Problem to work on » Only a number is required: how many lines of the material contain the word "BeefyGuard"?

[Raw records]

######

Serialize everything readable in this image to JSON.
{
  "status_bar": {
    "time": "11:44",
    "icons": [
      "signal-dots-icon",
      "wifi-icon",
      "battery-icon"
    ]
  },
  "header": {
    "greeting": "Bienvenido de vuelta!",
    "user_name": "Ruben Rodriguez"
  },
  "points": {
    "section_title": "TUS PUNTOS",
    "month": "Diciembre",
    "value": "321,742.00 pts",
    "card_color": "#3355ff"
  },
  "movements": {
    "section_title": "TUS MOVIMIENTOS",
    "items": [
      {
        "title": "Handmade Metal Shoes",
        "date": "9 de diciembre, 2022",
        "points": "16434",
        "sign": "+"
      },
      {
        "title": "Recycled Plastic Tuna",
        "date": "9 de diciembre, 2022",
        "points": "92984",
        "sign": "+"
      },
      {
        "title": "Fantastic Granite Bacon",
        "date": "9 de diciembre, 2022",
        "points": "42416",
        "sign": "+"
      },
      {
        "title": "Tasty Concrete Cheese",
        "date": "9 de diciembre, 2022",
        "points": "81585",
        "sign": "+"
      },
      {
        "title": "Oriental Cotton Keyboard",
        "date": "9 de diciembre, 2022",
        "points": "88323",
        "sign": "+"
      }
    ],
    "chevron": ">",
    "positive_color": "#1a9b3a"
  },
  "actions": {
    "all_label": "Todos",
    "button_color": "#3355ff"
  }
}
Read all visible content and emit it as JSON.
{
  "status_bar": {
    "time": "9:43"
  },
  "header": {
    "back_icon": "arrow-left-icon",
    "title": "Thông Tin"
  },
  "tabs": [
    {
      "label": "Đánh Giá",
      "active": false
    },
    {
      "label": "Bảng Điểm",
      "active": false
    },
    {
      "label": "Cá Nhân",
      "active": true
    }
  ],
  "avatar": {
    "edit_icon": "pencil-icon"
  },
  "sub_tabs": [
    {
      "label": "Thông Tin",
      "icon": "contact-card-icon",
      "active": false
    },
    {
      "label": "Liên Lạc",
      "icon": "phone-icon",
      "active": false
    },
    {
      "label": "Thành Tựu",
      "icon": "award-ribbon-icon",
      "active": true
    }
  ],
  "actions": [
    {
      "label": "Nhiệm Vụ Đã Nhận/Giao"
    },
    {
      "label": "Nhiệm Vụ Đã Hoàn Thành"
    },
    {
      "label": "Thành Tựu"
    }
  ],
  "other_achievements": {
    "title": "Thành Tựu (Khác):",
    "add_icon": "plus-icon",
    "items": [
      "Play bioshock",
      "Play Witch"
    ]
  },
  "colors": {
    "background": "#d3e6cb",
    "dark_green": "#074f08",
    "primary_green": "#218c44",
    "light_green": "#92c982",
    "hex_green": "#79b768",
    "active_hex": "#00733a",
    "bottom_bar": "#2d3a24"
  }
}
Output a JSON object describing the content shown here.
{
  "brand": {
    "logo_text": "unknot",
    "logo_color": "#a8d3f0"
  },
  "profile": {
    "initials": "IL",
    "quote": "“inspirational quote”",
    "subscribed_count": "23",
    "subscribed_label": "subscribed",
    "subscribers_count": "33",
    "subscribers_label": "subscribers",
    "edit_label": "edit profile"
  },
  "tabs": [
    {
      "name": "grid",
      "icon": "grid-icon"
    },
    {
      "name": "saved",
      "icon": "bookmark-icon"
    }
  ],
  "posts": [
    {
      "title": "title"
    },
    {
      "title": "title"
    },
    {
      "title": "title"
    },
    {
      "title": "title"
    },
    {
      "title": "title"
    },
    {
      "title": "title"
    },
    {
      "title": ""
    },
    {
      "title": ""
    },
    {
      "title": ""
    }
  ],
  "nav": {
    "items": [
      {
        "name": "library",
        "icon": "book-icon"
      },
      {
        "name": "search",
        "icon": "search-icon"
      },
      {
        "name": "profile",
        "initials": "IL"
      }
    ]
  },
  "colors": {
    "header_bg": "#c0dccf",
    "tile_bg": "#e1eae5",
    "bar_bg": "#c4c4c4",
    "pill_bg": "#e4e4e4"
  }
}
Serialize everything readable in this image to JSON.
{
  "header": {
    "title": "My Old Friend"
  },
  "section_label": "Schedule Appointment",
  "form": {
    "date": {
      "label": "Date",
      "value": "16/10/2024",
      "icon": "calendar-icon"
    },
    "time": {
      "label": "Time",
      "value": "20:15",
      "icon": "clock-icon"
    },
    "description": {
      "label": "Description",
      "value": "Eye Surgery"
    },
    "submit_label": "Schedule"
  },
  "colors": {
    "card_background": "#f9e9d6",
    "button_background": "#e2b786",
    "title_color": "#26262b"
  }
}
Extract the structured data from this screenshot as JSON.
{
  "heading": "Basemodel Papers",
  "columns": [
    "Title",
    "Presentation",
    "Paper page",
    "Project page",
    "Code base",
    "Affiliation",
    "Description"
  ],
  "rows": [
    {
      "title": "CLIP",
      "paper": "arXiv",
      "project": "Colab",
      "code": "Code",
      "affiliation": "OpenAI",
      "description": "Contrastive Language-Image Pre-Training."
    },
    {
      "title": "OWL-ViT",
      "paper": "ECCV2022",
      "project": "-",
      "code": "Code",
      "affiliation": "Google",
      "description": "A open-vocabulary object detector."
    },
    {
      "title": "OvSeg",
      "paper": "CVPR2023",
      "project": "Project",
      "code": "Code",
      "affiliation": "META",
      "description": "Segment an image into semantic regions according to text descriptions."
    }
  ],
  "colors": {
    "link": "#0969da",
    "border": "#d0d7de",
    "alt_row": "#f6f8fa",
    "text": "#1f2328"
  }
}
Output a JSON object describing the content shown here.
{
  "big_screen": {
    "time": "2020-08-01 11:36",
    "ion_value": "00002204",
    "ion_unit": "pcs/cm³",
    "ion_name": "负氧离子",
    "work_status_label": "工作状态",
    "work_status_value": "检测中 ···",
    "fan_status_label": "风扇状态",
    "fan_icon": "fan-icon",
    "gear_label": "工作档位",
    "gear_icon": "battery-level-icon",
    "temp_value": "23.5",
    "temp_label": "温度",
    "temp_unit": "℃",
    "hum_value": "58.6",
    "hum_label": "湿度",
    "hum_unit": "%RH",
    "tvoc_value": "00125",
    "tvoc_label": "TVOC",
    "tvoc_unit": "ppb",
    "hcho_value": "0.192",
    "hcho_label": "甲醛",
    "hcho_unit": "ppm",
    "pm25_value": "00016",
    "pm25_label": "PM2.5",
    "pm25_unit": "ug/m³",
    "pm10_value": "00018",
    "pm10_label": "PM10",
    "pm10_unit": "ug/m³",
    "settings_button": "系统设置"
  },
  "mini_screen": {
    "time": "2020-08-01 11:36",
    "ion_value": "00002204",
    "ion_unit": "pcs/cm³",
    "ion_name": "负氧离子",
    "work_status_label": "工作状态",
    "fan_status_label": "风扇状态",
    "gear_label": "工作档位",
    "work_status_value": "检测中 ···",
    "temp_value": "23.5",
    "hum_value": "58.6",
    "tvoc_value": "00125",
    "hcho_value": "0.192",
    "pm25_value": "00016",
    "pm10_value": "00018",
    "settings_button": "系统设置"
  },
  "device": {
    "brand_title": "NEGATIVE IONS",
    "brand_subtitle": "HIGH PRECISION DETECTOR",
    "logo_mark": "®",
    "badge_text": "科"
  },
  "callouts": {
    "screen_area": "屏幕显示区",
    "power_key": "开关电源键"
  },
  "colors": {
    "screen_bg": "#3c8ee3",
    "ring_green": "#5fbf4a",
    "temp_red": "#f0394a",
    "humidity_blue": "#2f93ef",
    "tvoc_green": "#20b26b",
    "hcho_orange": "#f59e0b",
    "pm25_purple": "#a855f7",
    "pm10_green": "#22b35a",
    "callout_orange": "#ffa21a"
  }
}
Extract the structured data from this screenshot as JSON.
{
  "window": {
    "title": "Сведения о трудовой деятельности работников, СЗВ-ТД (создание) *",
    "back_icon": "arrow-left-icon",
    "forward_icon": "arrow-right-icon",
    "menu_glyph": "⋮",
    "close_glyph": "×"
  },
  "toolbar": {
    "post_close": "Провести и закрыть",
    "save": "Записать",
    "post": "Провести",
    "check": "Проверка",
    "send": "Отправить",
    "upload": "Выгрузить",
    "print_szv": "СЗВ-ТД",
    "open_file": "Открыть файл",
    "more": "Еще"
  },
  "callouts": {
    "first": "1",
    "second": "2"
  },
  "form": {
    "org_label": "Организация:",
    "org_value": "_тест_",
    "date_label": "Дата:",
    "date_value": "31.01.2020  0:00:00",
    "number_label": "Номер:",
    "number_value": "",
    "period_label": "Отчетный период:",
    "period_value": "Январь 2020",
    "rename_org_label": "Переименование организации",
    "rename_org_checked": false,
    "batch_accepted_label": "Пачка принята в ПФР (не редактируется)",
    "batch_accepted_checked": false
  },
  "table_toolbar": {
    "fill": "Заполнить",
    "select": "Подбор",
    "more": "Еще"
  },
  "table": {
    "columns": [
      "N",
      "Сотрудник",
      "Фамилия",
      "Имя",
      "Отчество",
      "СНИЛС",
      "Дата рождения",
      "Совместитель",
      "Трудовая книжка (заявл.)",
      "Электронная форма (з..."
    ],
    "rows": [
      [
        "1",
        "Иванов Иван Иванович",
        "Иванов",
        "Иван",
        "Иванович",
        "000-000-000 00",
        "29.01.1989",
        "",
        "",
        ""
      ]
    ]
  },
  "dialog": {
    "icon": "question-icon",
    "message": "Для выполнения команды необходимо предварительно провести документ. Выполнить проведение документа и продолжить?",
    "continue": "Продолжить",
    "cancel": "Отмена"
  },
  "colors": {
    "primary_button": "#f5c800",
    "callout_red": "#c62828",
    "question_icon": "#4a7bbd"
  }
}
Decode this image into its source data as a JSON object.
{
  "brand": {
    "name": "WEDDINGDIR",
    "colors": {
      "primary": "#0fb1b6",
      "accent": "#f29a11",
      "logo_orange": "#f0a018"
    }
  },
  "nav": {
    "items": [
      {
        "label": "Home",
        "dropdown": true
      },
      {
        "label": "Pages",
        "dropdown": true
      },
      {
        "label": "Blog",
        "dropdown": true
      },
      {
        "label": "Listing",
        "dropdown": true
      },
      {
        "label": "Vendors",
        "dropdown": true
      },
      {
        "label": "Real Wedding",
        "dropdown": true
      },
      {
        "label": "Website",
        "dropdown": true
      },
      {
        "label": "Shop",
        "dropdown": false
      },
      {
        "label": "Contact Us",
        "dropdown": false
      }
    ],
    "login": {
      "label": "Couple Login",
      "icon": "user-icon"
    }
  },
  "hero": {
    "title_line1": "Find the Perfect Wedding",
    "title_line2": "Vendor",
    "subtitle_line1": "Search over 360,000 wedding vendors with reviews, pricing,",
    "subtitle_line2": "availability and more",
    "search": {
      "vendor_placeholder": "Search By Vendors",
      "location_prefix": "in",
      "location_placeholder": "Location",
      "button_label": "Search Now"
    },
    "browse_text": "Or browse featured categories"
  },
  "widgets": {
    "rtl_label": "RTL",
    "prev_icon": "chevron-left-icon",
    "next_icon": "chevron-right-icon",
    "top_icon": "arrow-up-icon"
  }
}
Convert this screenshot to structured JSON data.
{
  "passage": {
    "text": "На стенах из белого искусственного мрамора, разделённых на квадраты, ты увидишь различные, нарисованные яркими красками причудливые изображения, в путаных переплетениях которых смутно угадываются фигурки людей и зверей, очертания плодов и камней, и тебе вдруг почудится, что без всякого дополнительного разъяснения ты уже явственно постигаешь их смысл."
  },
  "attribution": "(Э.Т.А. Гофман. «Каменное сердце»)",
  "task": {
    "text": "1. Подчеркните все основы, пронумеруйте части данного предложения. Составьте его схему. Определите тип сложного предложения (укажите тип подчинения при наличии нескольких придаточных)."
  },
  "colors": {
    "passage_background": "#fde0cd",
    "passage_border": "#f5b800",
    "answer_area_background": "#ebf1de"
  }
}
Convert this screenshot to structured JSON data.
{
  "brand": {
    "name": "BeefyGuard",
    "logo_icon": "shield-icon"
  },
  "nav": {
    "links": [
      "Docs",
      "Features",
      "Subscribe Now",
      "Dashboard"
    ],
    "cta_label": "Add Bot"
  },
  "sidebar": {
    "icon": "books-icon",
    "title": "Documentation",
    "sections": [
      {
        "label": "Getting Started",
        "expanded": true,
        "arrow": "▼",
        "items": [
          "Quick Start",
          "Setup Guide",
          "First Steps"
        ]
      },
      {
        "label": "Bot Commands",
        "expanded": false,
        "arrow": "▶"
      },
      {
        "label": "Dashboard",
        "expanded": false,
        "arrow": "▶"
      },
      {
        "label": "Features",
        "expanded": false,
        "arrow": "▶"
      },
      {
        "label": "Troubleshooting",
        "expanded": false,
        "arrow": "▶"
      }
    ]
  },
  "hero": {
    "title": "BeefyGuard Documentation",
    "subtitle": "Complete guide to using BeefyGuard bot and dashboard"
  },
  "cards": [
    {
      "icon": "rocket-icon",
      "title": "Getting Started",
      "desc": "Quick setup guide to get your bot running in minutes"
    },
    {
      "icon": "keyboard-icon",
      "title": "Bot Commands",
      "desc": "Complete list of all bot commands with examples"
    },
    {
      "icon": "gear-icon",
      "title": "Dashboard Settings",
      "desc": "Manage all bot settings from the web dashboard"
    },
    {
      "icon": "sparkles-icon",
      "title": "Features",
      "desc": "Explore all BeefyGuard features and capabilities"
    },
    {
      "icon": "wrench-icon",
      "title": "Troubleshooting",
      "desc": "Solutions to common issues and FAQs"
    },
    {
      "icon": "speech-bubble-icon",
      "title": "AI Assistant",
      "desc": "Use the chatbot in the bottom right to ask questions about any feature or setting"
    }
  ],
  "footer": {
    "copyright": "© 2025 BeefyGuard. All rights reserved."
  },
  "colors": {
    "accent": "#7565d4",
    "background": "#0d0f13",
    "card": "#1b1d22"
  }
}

######

Answer to this problem » 5